#### Page ####
2) What's Unique About It
- Pareto. One way Pareto applies to real estate investing is in the subtitle of the book: "ANYONE CAN DO IT . . . not everyone will. Will you?" Aside from the way peas grew in his own garden, Pareto's original observation was how most land in Italy was owned by a few people. That's the way it was, that's the way it is, and that's probably the way it will always be . . . and it isn't because of some grand conspiracy to oppress anyone necessitating "Occupy" protests about the 99% and the 1%. It's because people vary and most of them don't look beyond the ends of their noses. It's because wisdom is a valuable, scarce commodity, and cultivating it takes a lot of hard work and brutal self-examination that most people aren't willing to do.
- Another way Pareto applies to real estate investing is that the investor's key 20% activities that produce 80% results are CTN: Criteria, Terms, and Network. Serious investors should block four hours daily to develop those three things, and protect that time fiercely (27, 301).
- Criteria, criteria, criteria. Necessary to sort prospects from suspects. Generally you need to view thirty opportunities to find one deal, so you had better enjoy the process. Be a shopper, not a buyer.
- For investors, Leads are properties and the people associated with them.
- Debt - Like Robert Kiyosaki, Keller disagrees vehemently with the likes of Dave Ramsey. He believes in Good Debt and quotes the greatest landlord of all time, Trammel Crow, who says bluntly, "The way to wealth is debt" (100). Similarly, Millionaire #14, Carlos Herbon (page 382) who immigrated from Argentina with $120 in his pocket said, "When we left Argentina, you had to pay cash for properties. There were no loans. But here it's easy. You can control a lot of money by leveraging into properties.”
#### Given data ####
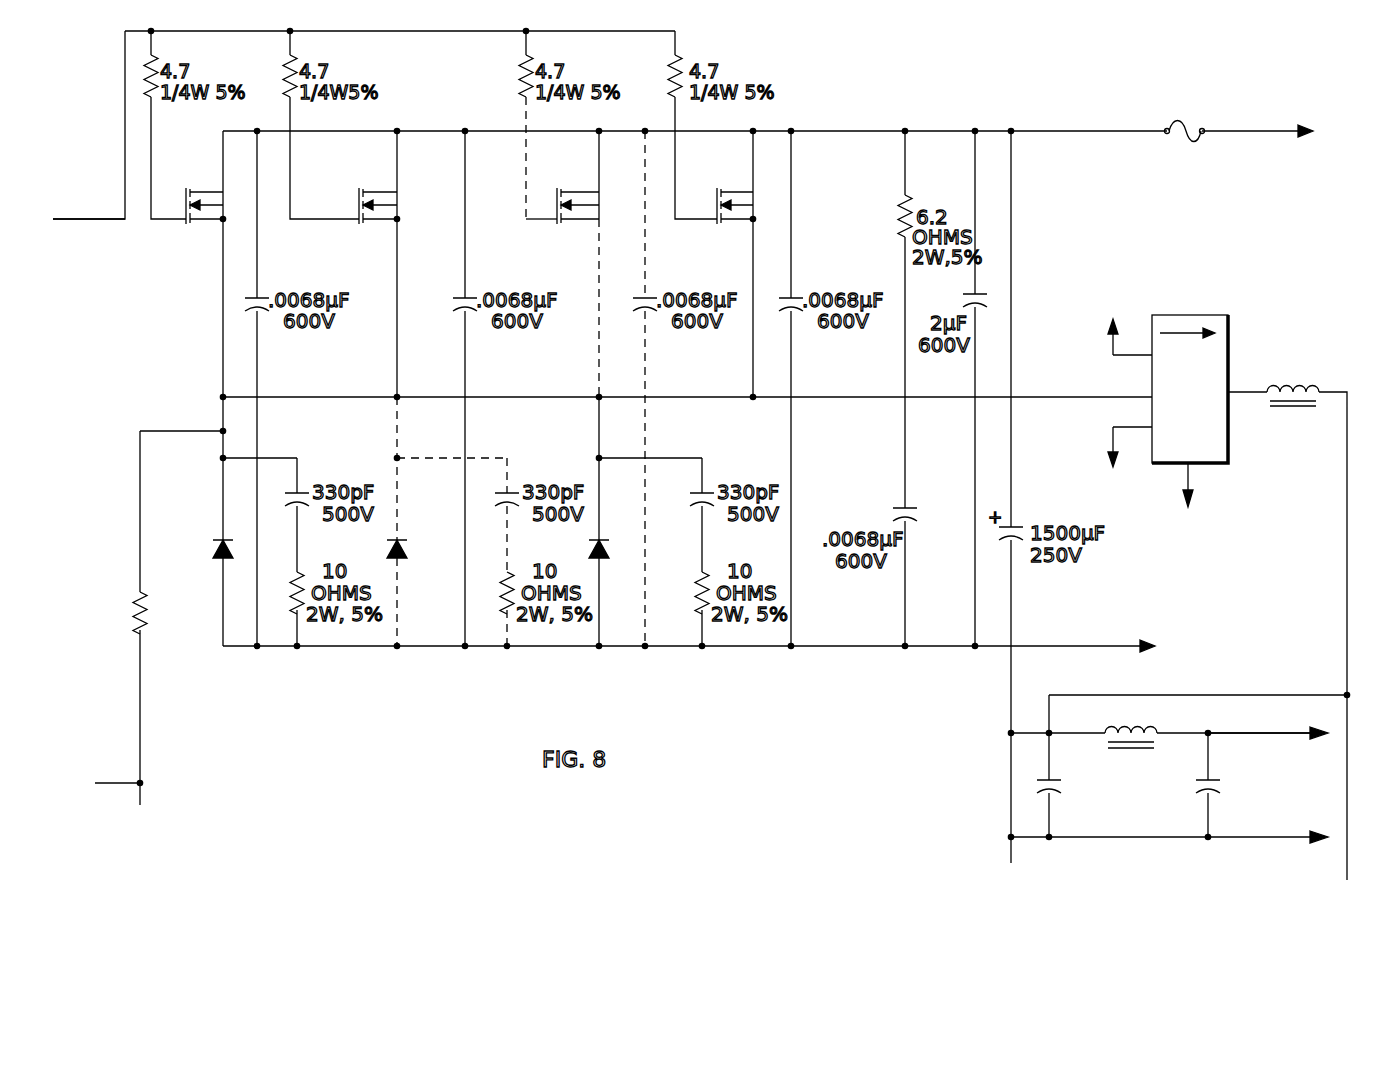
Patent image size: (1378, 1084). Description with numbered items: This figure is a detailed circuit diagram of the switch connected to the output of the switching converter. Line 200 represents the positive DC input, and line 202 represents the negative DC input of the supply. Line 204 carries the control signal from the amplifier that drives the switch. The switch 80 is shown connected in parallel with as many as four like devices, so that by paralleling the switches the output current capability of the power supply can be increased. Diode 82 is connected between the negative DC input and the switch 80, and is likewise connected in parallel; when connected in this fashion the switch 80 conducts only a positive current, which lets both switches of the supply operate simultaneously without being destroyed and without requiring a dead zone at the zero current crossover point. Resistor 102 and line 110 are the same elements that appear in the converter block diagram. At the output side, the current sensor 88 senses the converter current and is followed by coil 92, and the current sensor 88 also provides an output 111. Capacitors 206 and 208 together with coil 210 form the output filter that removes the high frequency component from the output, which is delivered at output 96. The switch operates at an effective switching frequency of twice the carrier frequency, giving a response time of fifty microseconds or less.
####
◆ **Objective**:
In the real estate investing text, condense the paragraph that begins "Another way Pareto applies" and keep its main facts.

◆ **Answer below**:
Pareto also applies because an investor's key 20% of activities, which produce 80% of results, are CTN: Criteria, Terms, and Network. Serious investors should reserve four hours a day to develop these three and guard that time fiercely (27, 301).